━━━ Provided data

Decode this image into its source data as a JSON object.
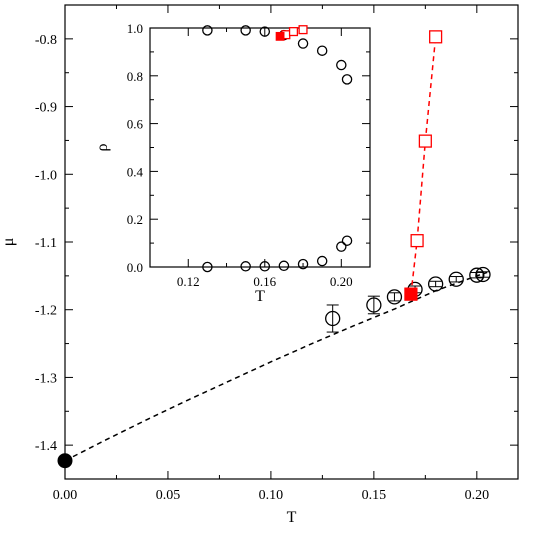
{
  "chart_data": [
    {
      "type": "scatter",
      "role": "main",
      "xlabel": "T",
      "ylabel": "μ",
      "xlim": [
        0.0,
        0.22
      ],
      "ylim": [
        -1.45,
        -0.75
      ],
      "xticks": [
        0.0,
        0.05,
        0.1,
        0.15,
        0.2
      ],
      "xtick_labels": [
        "0.00",
        "0.05",
        "0.10",
        "0.15",
        "0.20"
      ],
      "yticks": [
        -1.4,
        -1.3,
        -1.2,
        -1.1,
        -1.0,
        -0.9,
        -0.8
      ],
      "ytick_labels": [
        "-1.4",
        "-1.3",
        "-1.2",
        "-1.1",
        "-1.0",
        "-0.9",
        "-0.8"
      ],
      "grid": false,
      "series": [
        {
          "marker": "open-circle",
          "color": "#000000",
          "x": [
            0.13,
            0.15,
            0.16,
            0.17,
            0.18,
            0.19,
            0.2,
            0.203
          ],
          "y": [
            -1.213,
            -1.193,
            -1.181,
            -1.17,
            -1.162,
            -1.155,
            -1.149,
            -1.148
          ],
          "yerr": [
            0.02,
            0.013,
            0.006,
            0.005,
            0.004,
            0.004,
            0.004,
            0.004
          ]
        },
        {
          "marker": "dashed-line",
          "color": "#000000",
          "x": [
            0.0,
            0.02,
            0.04,
            0.06,
            0.08,
            0.1,
            0.12,
            0.14,
            0.16,
            0.18,
            0.2,
            0.205
          ],
          "y": [
            -1.423,
            -1.392,
            -1.362,
            -1.333,
            -1.305,
            -1.277,
            -1.25,
            -1.224,
            -1.199,
            -1.172,
            -1.15,
            -1.145
          ]
        },
        {
          "marker": "filled-circle",
          "color": "#000000",
          "x": [
            0.0
          ],
          "y": [
            -1.423
          ]
        },
        {
          "marker": "open-square-dashed",
          "color": "#ff0000",
          "x": [
            0.168,
            0.171,
            0.175,
            0.18
          ],
          "y": [
            -1.177,
            -1.098,
            -0.951,
            -0.797
          ]
        },
        {
          "marker": "filled-square",
          "color": "#ff0000",
          "x": [
            0.168
          ],
          "y": [
            -1.177
          ]
        }
      ]
    },
    {
      "type": "scatter",
      "role": "inset",
      "xlabel": "T",
      "ylabel": "ρ",
      "xlim": [
        0.1,
        0.215
      ],
      "ylim": [
        0.0,
        1.0
      ],
      "xticks": [
        0.12,
        0.16,
        0.2
      ],
      "xtick_labels": [
        "0.12",
        "0.16",
        "0.20"
      ],
      "yticks": [
        0.0,
        0.2,
        0.4,
        0.6,
        0.8,
        1.0
      ],
      "ytick_labels": [
        "0.0",
        "0.2",
        "0.4",
        "0.6",
        "0.8",
        "1.0"
      ],
      "grid": false,
      "series": [
        {
          "marker": "open-circle",
          "color": "#000000",
          "x": [
            0.13,
            0.15,
            0.16,
            0.17,
            0.18,
            0.19,
            0.2,
            0.203
          ],
          "y": [
            0.99,
            0.99,
            0.985,
            0.97,
            0.935,
            0.905,
            0.845,
            0.785
          ]
        },
        {
          "marker": "open-circle",
          "color": "#000000",
          "x": [
            0.13,
            0.15,
            0.16,
            0.17,
            0.18,
            0.19,
            0.2,
            0.203
          ],
          "y": [
            0.0,
            0.003,
            0.003,
            0.005,
            0.012,
            0.025,
            0.085,
            0.11
          ]
        },
        {
          "marker": "open-square",
          "color": "#ff0000",
          "x": [
            0.171,
            0.175,
            0.18
          ],
          "y": [
            0.972,
            0.985,
            0.993
          ]
        },
        {
          "marker": "filled-square",
          "color": "#ff0000",
          "x": [
            0.168
          ],
          "y": [
            0.965
          ]
        }
      ]
    }
  ]
}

━━━━━━

Pick out the lines above containing the word "square", then copy them.

          "marker": "open-square-dashed",
          "marker": "filled-square",
          "marker": "open-square",
          "marker": "filled-square",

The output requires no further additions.